Extracted data entries:
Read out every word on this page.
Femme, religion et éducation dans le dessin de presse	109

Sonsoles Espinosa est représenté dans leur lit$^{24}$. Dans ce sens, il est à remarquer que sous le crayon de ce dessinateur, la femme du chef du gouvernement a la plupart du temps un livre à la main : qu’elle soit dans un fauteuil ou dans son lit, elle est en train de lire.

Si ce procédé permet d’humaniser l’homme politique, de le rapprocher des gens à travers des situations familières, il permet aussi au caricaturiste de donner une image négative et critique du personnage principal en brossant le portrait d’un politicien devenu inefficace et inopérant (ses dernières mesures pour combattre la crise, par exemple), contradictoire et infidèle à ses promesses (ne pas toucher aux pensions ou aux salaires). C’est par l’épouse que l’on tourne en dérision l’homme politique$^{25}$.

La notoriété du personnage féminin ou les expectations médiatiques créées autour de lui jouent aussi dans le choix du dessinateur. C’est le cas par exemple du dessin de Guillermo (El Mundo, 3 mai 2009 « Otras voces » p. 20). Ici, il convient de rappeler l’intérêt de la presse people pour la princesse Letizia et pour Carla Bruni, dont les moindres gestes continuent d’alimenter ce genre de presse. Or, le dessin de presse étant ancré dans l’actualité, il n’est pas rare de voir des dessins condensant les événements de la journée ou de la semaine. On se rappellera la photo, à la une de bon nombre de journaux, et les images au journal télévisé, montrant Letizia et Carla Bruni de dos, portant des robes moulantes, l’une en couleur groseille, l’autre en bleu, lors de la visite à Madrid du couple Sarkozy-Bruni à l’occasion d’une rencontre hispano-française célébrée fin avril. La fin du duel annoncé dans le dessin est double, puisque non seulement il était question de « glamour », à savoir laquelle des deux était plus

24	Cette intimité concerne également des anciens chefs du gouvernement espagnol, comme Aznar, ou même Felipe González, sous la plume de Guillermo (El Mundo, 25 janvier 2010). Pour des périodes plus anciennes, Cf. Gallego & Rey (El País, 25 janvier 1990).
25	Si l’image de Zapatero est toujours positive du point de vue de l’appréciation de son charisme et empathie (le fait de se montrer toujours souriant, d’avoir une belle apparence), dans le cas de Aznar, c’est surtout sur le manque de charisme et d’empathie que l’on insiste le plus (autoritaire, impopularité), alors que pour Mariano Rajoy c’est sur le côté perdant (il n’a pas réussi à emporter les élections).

_Exercise requirements_: Transcribe the material exactly as it reads.

_Finished task_:
Read out every word on this page.
Femme, religion et éducation dans le dessin de presse	109

Sonsoles Espinosa est représenté dans leur lit$^{24}$. Dans ce sens, il est à remarquer que sous le crayon de ce dessinateur, la femme du chef du gouvernement a la plupart du temps un livre à la main : qu’elle soit dans un fauteuil ou dans son lit, elle est en train de lire.

Si ce procédé permet d’humaniser l’homme politique, de le rapprocher des gens à travers des situations familières, il permet aussi au caricaturiste de donner une image négative et critique du personnage principal en brossant le portrait d’un politicien devenu inefficace et inopérant (ses dernières mesures pour combattre la crise, par exemple), contradictoire et infidèle à ses promesses (ne pas toucher aux pensions ou aux salaires). C’est par l’épouse que l’on tourne en dérision l’homme politique$^{25}$.

La notoriété du personnage féminin ou les expectations médiatiques créées autour de lui jouent aussi dans le choix du dessinateur. C’est le cas par exemple du dessin de Guillermo (El Mundo, 3 mai 2009 « Otras voces » p. 20). Ici, il convient de rappeler l’intérêt de la presse people pour la princesse Letizia et pour Carla Bruni, dont les moindres gestes continuent d’alimenter ce genre de presse. Or, le dessin de presse étant ancré dans l’actualité, il n’est pas rare de voir des dessins condensant les événements de la journée ou de la semaine. On se rappellera la photo, à la une de bon nombre de journaux, et les images au journal télévisé, montrant Letizia et Carla Bruni de dos, portant des robes moulantes, l’une en couleur groseille, l’autre en bleu, lors de la visite à Madrid du couple Sarkozy-Bruni à l’occasion d’une rencontre hispano-française célébrée fin avril. La fin du duel annoncé dans le dessin est double, puisque non seulement il était question de « glamour », à savoir laquelle des deux était plus

24	Cette intimité concerne également des anciens chefs du gouvernement espagnol, comme Aznar, ou même Felipe González, sous la plume de Guillermo (El Mundo, 25 janvier 2010). Pour des périodes plus anciennes, Cf. Gallego & Rey (El País, 25 janvier 1990).
25	Si l’image de Zapatero est toujours positive du point de vue de l’appréciation de son charisme et empathie (le fait de se montrer toujours souriant, d’avoir une belle apparence), dans le cas de Aznar, c’est surtout sur le manque de charisme et d’empathie que l’on insiste le plus (autoritaire, impopularité), alors que pour Mariano Rajoy c’est sur le côté perdant (il n’a pas réussi à emporter les élections).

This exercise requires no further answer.